→ **TASK INSTRUCTIONS**:
Show all lines of the listing that hold the word "Chem".

→ **MATERIAL SHOWN**:
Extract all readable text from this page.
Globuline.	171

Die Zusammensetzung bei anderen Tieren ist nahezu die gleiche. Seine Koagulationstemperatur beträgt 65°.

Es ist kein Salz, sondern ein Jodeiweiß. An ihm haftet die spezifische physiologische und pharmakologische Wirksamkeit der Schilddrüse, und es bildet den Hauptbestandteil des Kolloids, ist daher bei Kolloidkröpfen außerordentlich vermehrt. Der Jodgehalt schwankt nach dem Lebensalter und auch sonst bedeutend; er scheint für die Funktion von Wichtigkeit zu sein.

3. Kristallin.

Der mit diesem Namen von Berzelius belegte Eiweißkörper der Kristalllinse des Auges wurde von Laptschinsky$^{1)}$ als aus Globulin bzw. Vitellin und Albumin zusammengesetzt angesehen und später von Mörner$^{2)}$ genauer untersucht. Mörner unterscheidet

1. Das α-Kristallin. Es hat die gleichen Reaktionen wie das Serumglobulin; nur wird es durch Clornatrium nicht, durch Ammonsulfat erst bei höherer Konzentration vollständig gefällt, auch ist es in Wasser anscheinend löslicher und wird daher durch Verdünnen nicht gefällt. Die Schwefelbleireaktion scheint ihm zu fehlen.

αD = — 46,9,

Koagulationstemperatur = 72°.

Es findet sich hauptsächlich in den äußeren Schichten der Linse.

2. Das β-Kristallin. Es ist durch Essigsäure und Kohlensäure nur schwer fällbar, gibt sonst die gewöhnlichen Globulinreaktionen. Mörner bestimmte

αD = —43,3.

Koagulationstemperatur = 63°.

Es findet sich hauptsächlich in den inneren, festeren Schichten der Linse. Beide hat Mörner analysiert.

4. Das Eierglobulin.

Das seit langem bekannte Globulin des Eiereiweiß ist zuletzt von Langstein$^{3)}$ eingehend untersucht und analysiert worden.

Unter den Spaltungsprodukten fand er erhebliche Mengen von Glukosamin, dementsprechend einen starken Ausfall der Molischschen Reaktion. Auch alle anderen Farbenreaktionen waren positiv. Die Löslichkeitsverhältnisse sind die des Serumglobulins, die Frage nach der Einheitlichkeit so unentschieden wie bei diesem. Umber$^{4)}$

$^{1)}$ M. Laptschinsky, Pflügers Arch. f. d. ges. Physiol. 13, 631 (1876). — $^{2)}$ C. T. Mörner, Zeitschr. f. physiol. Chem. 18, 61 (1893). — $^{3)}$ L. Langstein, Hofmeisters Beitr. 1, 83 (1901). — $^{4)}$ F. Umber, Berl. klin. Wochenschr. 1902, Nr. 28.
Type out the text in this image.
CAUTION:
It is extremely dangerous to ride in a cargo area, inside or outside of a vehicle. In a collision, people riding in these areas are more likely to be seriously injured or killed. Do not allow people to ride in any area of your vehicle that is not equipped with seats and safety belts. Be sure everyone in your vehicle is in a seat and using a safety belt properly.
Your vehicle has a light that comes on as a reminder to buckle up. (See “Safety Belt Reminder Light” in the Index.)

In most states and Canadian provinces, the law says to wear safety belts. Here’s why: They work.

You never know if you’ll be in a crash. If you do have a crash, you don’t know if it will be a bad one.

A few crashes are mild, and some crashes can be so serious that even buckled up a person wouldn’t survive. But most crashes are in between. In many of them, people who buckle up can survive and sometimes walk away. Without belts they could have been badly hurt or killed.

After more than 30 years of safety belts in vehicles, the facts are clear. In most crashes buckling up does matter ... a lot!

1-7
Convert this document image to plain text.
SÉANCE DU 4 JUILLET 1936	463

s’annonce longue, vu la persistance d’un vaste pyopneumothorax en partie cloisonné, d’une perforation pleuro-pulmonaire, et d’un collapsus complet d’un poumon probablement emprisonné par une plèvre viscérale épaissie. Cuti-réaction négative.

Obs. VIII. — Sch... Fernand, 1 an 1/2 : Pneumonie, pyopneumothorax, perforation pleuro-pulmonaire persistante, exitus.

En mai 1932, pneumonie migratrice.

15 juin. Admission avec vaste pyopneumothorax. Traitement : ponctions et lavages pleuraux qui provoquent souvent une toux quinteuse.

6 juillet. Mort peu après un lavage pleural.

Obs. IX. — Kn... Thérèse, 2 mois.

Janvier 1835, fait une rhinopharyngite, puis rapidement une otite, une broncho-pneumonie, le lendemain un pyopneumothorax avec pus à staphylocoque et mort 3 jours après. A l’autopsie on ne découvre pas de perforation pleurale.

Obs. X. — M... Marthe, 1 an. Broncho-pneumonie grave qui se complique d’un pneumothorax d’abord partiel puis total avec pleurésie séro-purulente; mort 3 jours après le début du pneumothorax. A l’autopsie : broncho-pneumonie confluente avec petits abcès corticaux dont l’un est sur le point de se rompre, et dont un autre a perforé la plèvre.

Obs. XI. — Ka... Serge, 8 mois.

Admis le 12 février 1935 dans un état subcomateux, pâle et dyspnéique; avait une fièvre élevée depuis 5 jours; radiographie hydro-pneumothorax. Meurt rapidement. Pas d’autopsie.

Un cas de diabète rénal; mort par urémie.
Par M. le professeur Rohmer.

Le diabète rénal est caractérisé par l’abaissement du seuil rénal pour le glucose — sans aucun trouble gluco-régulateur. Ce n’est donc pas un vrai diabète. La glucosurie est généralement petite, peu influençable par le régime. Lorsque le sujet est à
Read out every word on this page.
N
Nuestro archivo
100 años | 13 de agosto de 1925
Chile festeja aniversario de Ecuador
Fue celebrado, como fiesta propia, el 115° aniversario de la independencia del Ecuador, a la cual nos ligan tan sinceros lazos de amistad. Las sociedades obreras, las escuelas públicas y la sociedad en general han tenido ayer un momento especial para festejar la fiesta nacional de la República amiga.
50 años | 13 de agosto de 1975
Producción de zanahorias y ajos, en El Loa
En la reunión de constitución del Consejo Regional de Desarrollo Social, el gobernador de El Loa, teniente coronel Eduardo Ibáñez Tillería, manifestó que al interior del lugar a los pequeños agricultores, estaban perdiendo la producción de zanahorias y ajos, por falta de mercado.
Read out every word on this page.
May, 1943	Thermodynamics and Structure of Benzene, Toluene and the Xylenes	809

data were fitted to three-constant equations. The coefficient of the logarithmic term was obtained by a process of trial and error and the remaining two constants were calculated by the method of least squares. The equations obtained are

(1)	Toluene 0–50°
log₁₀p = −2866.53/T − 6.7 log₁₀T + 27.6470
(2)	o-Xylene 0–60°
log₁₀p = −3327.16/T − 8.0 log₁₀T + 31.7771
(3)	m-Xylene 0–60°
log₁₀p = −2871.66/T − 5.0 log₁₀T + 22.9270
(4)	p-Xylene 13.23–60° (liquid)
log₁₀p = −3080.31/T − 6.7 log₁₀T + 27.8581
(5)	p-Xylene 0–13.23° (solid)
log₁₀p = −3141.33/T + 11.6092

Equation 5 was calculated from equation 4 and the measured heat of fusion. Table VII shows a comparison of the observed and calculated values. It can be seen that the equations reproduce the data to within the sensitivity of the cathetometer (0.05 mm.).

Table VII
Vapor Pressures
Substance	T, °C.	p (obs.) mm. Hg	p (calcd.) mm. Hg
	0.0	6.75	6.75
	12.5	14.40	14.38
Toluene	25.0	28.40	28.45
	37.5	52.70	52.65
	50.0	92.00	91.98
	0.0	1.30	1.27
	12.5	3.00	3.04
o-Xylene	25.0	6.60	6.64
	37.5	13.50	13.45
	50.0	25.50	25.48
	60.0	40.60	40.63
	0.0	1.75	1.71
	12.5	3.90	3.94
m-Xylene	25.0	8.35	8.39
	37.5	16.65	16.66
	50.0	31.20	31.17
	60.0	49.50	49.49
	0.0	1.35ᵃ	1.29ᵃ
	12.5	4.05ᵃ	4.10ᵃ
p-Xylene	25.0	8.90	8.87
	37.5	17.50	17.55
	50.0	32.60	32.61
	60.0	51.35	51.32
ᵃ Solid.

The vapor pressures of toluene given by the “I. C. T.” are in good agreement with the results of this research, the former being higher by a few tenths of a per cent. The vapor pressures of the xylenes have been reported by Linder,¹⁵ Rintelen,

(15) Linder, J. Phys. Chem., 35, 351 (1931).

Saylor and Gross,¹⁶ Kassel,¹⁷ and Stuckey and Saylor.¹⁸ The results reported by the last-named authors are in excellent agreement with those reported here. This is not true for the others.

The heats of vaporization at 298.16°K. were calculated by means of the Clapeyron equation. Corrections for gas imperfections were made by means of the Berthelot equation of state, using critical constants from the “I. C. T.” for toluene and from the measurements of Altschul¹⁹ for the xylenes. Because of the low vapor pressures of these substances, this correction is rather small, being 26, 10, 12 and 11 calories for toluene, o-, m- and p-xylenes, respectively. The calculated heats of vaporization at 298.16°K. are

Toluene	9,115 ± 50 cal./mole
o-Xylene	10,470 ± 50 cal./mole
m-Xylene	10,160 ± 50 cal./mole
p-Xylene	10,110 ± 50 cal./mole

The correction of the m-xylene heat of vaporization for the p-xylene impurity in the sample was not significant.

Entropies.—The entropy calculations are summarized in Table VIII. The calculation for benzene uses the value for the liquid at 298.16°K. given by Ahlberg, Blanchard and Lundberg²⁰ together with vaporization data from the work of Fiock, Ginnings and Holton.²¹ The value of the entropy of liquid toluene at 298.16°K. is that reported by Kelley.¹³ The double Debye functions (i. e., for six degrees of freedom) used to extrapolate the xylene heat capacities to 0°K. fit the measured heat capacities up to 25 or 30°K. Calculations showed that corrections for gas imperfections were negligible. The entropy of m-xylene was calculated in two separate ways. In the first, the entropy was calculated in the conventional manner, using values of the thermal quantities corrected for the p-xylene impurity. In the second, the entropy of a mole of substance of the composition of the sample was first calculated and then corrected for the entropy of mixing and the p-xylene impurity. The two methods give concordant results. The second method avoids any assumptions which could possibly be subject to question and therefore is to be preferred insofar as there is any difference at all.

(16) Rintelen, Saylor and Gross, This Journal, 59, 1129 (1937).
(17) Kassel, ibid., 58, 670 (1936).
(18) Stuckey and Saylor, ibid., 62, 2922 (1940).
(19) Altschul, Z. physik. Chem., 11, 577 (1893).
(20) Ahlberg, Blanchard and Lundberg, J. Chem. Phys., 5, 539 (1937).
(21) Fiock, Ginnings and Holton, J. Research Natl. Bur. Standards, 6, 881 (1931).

→ **FULL SOLUTION**:
$^{1)}$ M. Laptschinsky, Pflügers Arch. f. d. ges. Physiol. 13, 631 (1876). — $^{2)}$ C. T. Mörner, Zeitschr. f. physiol. Chem. 18, 61 (1893). — $^{3)}$ L. Langstein, Hofmeisters Beitr. 1, 83 (1901). — $^{4)}$ F. Umber, Berl. klin. Wochenschr. 1902, Nr. 28.
(15) Linder, J. Phys. Chem., 35, 351 (1931).
(19) Altschul, Z. physik. Chem., 11, 577 (1893).
(20) Ahlberg, Blanchard and Lundberg, J. Chem. Phys., 5, 539 (1937).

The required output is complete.